— BEGIN —

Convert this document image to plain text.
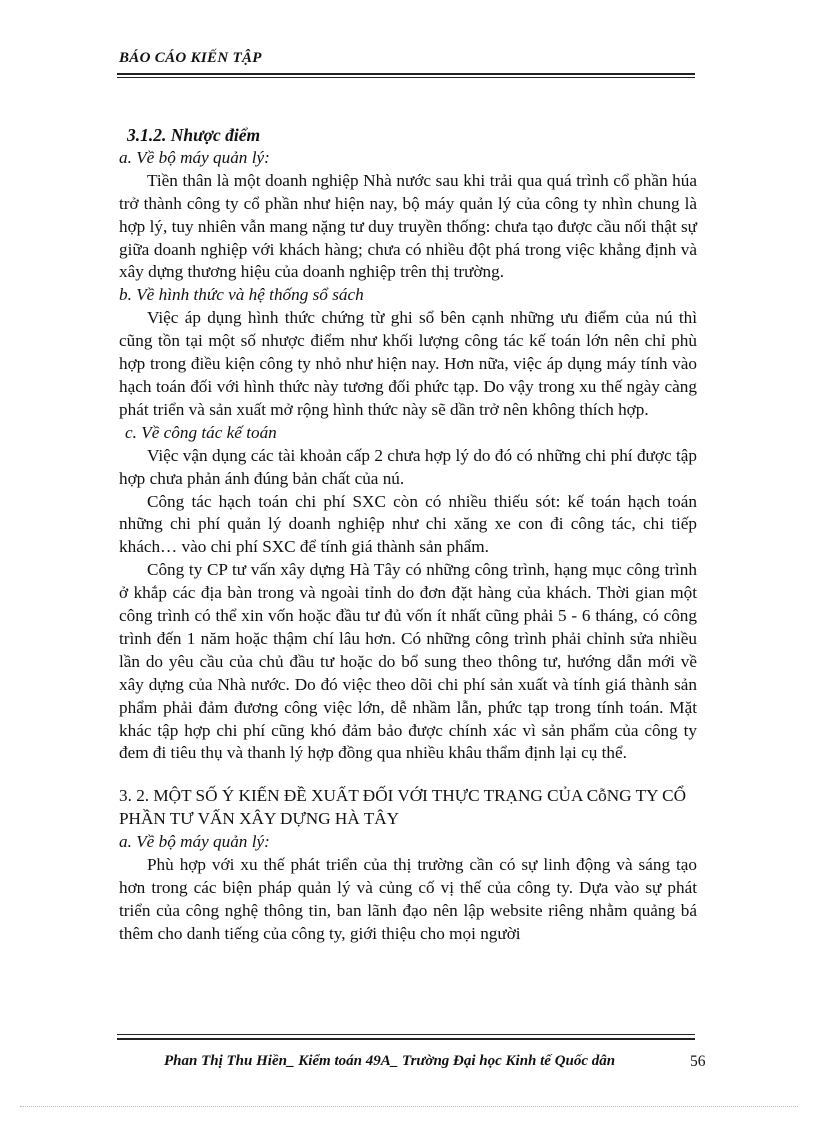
BÁO CÁO KIẾN TẬP

3.1.2. Nhược điểm

a. Về bộ máy quản lý:

Tiền thân là một doanh nghiệp Nhà nước sau khi trải qua quá trình cổ phần húa trở thành công ty cổ phần như hiện nay, bộ máy quản lý của công ty nhìn chung là hợp lý, tuy nhiên vẫn mang nặng tư duy truyền thống: chưa tạo được cầu nối thật sự giữa doanh nghiệp với khách hàng; chưa có nhiều đột phá trong việc khẳng định và xây dựng thương hiệu của doanh nghiệp trên thị trường.

b. Về hình thức và hệ thống sổ sách

Việc áp dụng hình thức chứng từ ghi sổ bên cạnh những ưu điểm của nú thì cũng tồn tại một số nhược điểm như khối lượng công tác kế toán lớn nên chỉ phù hợp trong điều kiện công ty nhỏ như hiện nay. Hơn nữa, việc áp dụng máy tính vào hạch toán đối với hình thức này tương đối phức tạp. Do vậy trong xu thế ngày càng phát triển và sản xuất mở rộng hình thức này sẽ dần trở nên không thích hợp.

c. Về công tác kế toán

Việc vận dụng các tài khoản cấp 2 chưa hợp lý do đó có những chi phí được tập hợp chưa phản ánh đúng bản chất của nú.

Công tác hạch toán chi phí SXC còn có nhiều thiếu sót: kế toán hạch toán những chi phí quản lý doanh nghiệp như chi xăng xe con đi công tác, chi tiếp khách… vào chi phí SXC để tính giá thành sản phẩm.

Công ty CP tư vấn xây dựng Hà Tây có những công trình, hạng mục công trình ở khắp các địa bàn trong và ngoài tỉnh do đơn đặt hàng của khách. Thời gian một công trình có thể xin vốn hoặc đầu tư đủ vốn ít nhất cũng phải 5 - 6 tháng, có công trình đến 1 năm hoặc thậm chí lâu hơn. Có những công trình phải chỉnh sửa nhiều lần do yêu cầu của chủ đầu tư hoặc do bổ sung theo thông tư, hướng dẫn mới về xây dựng của Nhà nước. Do đó việc theo dõi chi phí sản xuất và tính giá thành sản phẩm phải đảm đương công việc lớn, dễ nhầm lẫn, phức tạp trong tính toán. Mặt khác tập hợp chi phí cũng khó đảm bảo được chính xác vì sản phẩm của công ty đem đi tiêu thụ và thanh lý hợp đồng qua nhiều khâu thẩm định lại cụ thể.

3. 2. MỘT SỐ Ý KIẾN ĐỀ XUẤT ĐỐI VỚI THỰC TRẠNG CỦA CỗNG TY CỔ PHẦN TƯ VẤN XÂY DỰNG HÀ TÂY

a. Về bộ máy quản lý:

Phù hợp với xu thế phát triển của thị trường cần có sự linh động và sáng tạo hơn trong các biện pháp quản lý và củng cố vị thế của công ty. Dựa vào sự phát triển của công nghệ thông tin, ban lãnh đạo nên lập website riêng nhằm quảng bá thêm cho danh tiếng của công ty, giới thiệu cho mọi người

Phan Thị Thu Hiền_ Kiểm toán 49A_ Trường Đại học Kinh tế Quốc dân	56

— END —

▶ **AIM**
Quote the full listing above word for word; exclude every picture from the copy.

▶ **COMPLETE OUTPUT**
Convert this document image to plain text.
BÁO CÁO KIẾN TẬP

3.1.2. Nhược điểm

a. Về bộ máy quản lý:

Tiền thân là một doanh nghiệp Nhà nước sau khi trải qua quá trình cổ phần húa trở thành công ty cổ phần như hiện nay, bộ máy quản lý của công ty nhìn chung là hợp lý, tuy nhiên vẫn mang nặng tư duy truyền thống: chưa tạo được cầu nối thật sự giữa doanh nghiệp với khách hàng; chưa có nhiều đột phá trong việc khẳng định và xây dựng thương hiệu của doanh nghiệp trên thị trường.

b. Về hình thức và hệ thống sổ sách

Việc áp dụng hình thức chứng từ ghi sổ bên cạnh những ưu điểm của nú thì cũng tồn tại một số nhược điểm như khối lượng công tác kế toán lớn nên chỉ phù hợp trong điều kiện công ty nhỏ như hiện nay. Hơn nữa, việc áp dụng máy tính vào hạch toán đối với hình thức này tương đối phức tạp. Do vậy trong xu thế ngày càng phát triển và sản xuất mở rộng hình thức này sẽ dần trở nên không thích hợp.

c. Về công tác kế toán

Việc vận dụng các tài khoản cấp 2 chưa hợp lý do đó có những chi phí được tập hợp chưa phản ánh đúng bản chất của nú.

Công tác hạch toán chi phí SXC còn có nhiều thiếu sót: kế toán hạch toán những chi phí quản lý doanh nghiệp như chi xăng xe con đi công tác, chi tiếp khách… vào chi phí SXC để tính giá thành sản phẩm.

Công ty CP tư vấn xây dựng Hà Tây có những công trình, hạng mục công trình ở khắp các địa bàn trong và ngoài tỉnh do đơn đặt hàng của khách. Thời gian một công trình có thể xin vốn hoặc đầu tư đủ vốn ít nhất cũng phải 5 - 6 tháng, có công trình đến 1 năm hoặc thậm chí lâu hơn. Có những công trình phải chỉnh sửa nhiều lần do yêu cầu của chủ đầu tư hoặc do bổ sung theo thông tư, hướng dẫn mới về xây dựng của Nhà nước. Do đó việc theo dõi chi phí sản xuất và tính giá thành sản phẩm phải đảm đương công việc lớn, dễ nhầm lẫn, phức tạp trong tính toán. Mặt khác tập hợp chi phí cũng khó đảm bảo được chính xác vì sản phẩm của công ty đem đi tiêu thụ và thanh lý hợp đồng qua nhiều khâu thẩm định lại cụ thể.

3. 2. MỘT SỐ Ý KIẾN ĐỀ XUẤT ĐỐI VỚI THỰC TRẠNG CỦA CỗNG TY CỔ PHẦN TƯ VẤN XÂY DỰNG HÀ TÂY

a. Về bộ máy quản lý:

Phù hợp với xu thế phát triển của thị trường cần có sự linh động và sáng tạo hơn trong các biện pháp quản lý và củng cố vị thế của công ty. Dựa vào sự phát triển của công nghệ thông tin, ban lãnh đạo nên lập website riêng nhằm quảng bá thêm cho danh tiếng của công ty, giới thiệu cho mọi người

Phan Thị Thu Hiền_ Kiểm toán 49A_ Trường Đại học Kinh tế Quốc dân	56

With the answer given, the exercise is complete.